**Record set:**

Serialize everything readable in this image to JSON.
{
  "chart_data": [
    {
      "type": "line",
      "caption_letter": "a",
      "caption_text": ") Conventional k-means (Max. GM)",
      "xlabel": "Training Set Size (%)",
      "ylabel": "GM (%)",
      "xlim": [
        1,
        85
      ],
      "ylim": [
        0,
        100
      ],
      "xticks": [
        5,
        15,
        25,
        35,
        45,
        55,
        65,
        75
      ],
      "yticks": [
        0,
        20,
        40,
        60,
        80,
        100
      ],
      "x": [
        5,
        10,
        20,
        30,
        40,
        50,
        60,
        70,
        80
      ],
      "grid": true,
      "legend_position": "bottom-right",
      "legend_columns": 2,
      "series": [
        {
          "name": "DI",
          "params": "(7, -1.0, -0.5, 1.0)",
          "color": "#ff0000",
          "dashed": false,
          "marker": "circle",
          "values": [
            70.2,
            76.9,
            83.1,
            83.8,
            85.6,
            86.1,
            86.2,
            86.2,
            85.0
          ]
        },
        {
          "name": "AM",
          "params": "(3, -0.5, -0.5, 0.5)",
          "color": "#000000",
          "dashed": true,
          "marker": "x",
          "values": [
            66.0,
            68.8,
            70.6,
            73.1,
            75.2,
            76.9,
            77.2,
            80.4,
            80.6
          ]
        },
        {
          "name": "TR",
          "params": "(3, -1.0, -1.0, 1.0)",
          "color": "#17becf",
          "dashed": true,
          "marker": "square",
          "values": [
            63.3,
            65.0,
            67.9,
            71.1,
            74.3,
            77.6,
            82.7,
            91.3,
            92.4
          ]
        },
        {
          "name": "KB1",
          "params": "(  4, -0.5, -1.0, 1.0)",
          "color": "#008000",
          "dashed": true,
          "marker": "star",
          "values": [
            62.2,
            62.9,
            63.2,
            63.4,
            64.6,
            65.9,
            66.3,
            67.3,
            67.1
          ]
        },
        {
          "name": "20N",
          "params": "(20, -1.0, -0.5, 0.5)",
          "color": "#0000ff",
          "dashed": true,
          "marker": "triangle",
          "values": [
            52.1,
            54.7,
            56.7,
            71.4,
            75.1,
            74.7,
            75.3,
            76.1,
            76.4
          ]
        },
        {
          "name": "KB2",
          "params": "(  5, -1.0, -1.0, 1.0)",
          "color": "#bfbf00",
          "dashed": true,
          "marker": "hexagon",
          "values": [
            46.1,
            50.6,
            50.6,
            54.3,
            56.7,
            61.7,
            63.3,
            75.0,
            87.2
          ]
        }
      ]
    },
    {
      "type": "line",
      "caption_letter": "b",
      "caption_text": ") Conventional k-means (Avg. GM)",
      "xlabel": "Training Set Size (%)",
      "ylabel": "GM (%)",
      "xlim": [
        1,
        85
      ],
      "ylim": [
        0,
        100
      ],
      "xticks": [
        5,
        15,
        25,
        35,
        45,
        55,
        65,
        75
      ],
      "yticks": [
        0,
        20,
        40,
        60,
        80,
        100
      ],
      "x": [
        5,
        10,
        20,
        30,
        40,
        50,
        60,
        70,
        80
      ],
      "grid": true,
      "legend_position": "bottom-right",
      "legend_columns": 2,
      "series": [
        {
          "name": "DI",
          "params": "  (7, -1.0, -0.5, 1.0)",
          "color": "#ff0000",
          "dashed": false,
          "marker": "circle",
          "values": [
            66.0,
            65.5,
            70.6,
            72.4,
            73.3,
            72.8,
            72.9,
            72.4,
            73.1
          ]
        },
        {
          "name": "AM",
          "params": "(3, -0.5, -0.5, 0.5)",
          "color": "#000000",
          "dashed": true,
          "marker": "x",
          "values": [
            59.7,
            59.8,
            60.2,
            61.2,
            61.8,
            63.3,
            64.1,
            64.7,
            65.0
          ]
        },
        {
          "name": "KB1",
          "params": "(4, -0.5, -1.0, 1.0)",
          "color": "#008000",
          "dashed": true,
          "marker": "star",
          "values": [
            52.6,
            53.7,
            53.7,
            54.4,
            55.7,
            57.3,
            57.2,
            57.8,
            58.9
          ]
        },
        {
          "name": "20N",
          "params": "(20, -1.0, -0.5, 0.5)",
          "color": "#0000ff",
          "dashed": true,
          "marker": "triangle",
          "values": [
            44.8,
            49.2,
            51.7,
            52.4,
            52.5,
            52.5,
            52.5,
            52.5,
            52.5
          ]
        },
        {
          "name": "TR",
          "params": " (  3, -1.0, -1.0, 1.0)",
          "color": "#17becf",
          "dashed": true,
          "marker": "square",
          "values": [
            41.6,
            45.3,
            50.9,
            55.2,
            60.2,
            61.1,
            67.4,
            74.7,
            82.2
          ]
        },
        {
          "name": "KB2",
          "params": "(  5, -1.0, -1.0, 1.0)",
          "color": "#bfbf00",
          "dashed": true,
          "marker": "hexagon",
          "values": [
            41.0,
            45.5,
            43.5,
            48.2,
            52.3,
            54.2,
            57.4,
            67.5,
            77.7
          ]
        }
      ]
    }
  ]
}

**What you have to do:** Retype the records in full. Keep every line identical to the original.

**Answer in full:**
Serialize everything readable in this image to JSON.
{
  "chart_data": [
    {
      "type": "line",
      "caption_letter": "a",
      "caption_text": ") Conventional k-means (Max. GM)",
      "xlabel": "Training Set Size (%)",
      "ylabel": "GM (%)",
      "xlim": [
        1,
        85
      ],
      "ylim": [
        0,
        100
      ],
      "xticks": [
        5,
        15,
        25,
        35,
        45,
        55,
        65,
        75
      ],
      "yticks": [
        0,
        20,
        40,
        60,
        80,
        100
      ],
      "x": [
        5,
        10,
        20,
        30,
        40,
        50,
        60,
        70,
        80
      ],
      "grid": true,
      "legend_position": "bottom-right",
      "legend_columns": 2,
      "series": [
        {
          "name": "DI",
          "params": "(7, -1.0, -0.5, 1.0)",
          "color": "#ff0000",
          "dashed": false,
          "marker": "circle",
          "values": [
            70.2,
            76.9,
            83.1,
            83.8,
            85.6,
            86.1,
            86.2,
            86.2,
            85.0
          ]
        },
        {
          "name": "AM",
          "params": "(3, -0.5, -0.5, 0.5)",
          "color": "#000000",
          "dashed": true,
          "marker": "x",
          "values": [
            66.0,
            68.8,
            70.6,
            73.1,
            75.2,
            76.9,
            77.2,
            80.4,
            80.6
          ]
        },
        {
          "name": "TR",
          "params": "(3, -1.0, -1.0, 1.0)",
          "color": "#17becf",
          "dashed": true,
          "marker": "square",
          "values": [
            63.3,
            65.0,
            67.9,
            71.1,
            74.3,
            77.6,
            82.7,
            91.3,
            92.4
          ]
        },
        {
          "name": "KB1",
          "params": "(  4, -0.5, -1.0, 1.0)",
          "color": "#008000",
          "dashed": true,
          "marker": "star",
          "values": [
            62.2,
            62.9,
            63.2,
            63.4,
            64.6,
            65.9,
            66.3,
            67.3,
            67.1
          ]
        },
        {
          "name": "20N",
          "params": "(20, -1.0, -0.5, 0.5)",
          "color": "#0000ff",
          "dashed": true,
          "marker": "triangle",
          "values": [
            52.1,
            54.7,
            56.7,
            71.4,
            75.1,
            74.7,
            75.3,
            76.1,
            76.4
          ]
        },
        {
          "name": "KB2",
          "params": "(  5, -1.0, -1.0, 1.0)",
          "color": "#bfbf00",
          "dashed": true,
          "marker": "hexagon",
          "values": [
            46.1,
            50.6,
            50.6,
            54.3,
            56.7,
            61.7,
            63.3,
            75.0,
            87.2
          ]
        }
      ]
    },
    {
      "type": "line",
      "caption_letter": "b",
      "caption_text": ") Conventional k-means (Avg. GM)",
      "xlabel": "Training Set Size (%)",
      "ylabel": "GM (%)",
      "xlim": [
        1,
        85
      ],
      "ylim": [
        0,
        100
      ],
      "xticks": [
        5,
        15,
        25,
        35,
        45,
        55,
        65,
        75
      ],
      "yticks": [
        0,
        20,
        40,
        60,
        80,
        100
      ],
      "x": [
        5,
        10,
        20,
        30,
        40,
        50,
        60,
        70,
        80
      ],
      "grid": true,
      "legend_position": "bottom-right",
      "legend_columns": 2,
      "series": [
        {
          "name": "DI",
          "params": "  (7, -1.0, -0.5, 1.0)",
          "color": "#ff0000",
          "dashed": false,
          "marker": "circle",
          "values": [
            66.0,
            65.5,
            70.6,
            72.4,
            73.3,
            72.8,
            72.9,
            72.4,
            73.1
          ]
        },
        {
          "name": "AM",
          "params": "(3, -0.5, -0.5, 0.5)",
          "color": "#000000",
          "dashed": true,
          "marker": "x",
          "values": [
            59.7,
            59.8,
            60.2,
            61.2,
            61.8,
            63.3,
            64.1,
            64.7,
            65.0
          ]
        },
        {
          "name": "KB1",
          "params": "(4, -0.5, -1.0, 1.0)",
          "color": "#008000",
          "dashed": true,
          "marker": "star",
          "values": [
            52.6,
            53.7,
            53.7,
            54.4,
            55.7,
            57.3,
            57.2,
            57.8,
            58.9
          ]
        },
        {
          "name": "20N",
          "params": "(20, -1.0, -0.5, 0.5)",
          "color": "#0000ff",
          "dashed": true,
          "marker": "triangle",
          "values": [
            44.8,
            49.2,
            51.7,
            52.4,
            52.5,
            52.5,
            52.5,
            52.5,
            52.5
          ]
        },
        {
          "name": "TR",
          "params": " (  3, -1.0, -1.0, 1.0)",
          "color": "#17becf",
          "dashed": true,
          "marker": "square",
          "values": [
            41.6,
            45.3,
            50.9,
            55.2,
            60.2,
            61.1,
            67.4,
            74.7,
            82.2
          ]
        },
        {
          "name": "KB2",
          "params": "(  5, -1.0, -1.0, 1.0)",
          "color": "#bfbf00",
          "dashed": true,
          "marker": "hexagon",
          "values": [
            41.0,
            45.5,
            43.5,
            48.2,
            52.3,
            54.2,
            57.4,
            67.5,
            77.7
          ]
        }
      ]
    }
  ]
}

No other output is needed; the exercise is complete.